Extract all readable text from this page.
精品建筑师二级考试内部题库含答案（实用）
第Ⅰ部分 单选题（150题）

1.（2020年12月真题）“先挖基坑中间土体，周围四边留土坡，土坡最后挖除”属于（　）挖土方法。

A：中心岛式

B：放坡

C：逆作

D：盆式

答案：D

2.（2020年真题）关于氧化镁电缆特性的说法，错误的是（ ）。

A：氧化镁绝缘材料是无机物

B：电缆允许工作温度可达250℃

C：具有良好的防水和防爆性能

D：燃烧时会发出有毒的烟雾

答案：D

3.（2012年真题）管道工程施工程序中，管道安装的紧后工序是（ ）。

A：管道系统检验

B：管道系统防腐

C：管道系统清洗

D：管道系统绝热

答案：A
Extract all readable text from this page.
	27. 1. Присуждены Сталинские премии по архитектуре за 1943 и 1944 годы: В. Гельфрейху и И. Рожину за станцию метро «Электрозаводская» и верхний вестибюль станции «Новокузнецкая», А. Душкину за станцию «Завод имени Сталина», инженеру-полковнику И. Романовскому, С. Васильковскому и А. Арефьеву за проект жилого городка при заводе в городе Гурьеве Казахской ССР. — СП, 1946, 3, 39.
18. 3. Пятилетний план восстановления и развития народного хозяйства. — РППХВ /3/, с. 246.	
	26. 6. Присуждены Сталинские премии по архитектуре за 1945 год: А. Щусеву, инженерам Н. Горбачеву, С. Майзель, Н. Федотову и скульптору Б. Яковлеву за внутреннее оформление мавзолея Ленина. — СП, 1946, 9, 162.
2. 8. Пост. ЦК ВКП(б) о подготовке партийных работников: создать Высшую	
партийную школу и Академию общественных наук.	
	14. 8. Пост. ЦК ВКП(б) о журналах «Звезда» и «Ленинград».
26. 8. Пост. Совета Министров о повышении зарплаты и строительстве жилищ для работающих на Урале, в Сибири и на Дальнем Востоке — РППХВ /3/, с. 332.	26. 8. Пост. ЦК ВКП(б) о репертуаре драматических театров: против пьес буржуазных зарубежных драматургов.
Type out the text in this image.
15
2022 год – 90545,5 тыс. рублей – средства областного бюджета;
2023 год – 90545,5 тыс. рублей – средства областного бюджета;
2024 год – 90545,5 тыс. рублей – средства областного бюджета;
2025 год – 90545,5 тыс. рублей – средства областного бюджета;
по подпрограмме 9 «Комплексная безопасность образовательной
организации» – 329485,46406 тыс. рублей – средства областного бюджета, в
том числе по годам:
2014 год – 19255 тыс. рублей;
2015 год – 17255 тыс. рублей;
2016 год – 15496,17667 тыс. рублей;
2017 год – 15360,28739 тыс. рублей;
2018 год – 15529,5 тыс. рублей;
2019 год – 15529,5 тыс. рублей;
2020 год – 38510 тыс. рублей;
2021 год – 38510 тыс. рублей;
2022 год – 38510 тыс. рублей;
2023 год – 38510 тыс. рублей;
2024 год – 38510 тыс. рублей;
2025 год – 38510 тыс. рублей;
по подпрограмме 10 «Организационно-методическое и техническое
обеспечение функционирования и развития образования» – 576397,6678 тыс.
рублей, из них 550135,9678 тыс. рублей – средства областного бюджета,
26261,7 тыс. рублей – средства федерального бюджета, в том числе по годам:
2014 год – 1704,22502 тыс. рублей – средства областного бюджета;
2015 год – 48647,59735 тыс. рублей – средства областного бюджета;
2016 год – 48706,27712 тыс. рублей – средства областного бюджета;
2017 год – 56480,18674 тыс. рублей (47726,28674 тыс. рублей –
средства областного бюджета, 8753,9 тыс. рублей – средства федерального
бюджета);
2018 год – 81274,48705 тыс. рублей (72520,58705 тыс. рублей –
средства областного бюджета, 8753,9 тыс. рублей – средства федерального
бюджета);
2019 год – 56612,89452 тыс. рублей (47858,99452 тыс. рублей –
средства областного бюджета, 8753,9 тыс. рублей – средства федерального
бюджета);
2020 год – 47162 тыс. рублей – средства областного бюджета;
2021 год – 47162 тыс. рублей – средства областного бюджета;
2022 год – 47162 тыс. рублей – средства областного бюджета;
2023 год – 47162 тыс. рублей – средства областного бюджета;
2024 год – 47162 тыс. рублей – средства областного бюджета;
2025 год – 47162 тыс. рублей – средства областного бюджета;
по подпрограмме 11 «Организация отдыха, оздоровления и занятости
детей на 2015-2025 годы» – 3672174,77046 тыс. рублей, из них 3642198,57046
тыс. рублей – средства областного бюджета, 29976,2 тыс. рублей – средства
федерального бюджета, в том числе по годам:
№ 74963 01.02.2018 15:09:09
_ _ _
• **CHALLENGE**
Which lines contain the word "Присуждены"? Copy each one.

• **RESPONSE TO THIS EXERCISE**
	27. 1. Присуждены Сталинские премии по архитектуре за 1943 и 1944 годы: В. Гельфрейху и И. Рожину за станцию метро «Электрозаводская» и верхний вестибюль станции «Новокузнецкая», А. Душкину за станцию «Завод имени Сталина», инженеру-полковнику И. Романовскому, С. Васильковскому и А. Арефьеву за проект жилого городка при заводе в городе Гурьеве Казахской ССР. — СП, 1946, 3, 39.
	26. 6. Присуждены Сталинские премии по архитектуре за 1945 год: А. Щусеву, инженерам Н. Горбачеву, С. Майзель, Н. Федотову и скульптору Б. Яковлеву за внутреннее оформление мавзолея Ленина. — СП, 1946, 9, 162.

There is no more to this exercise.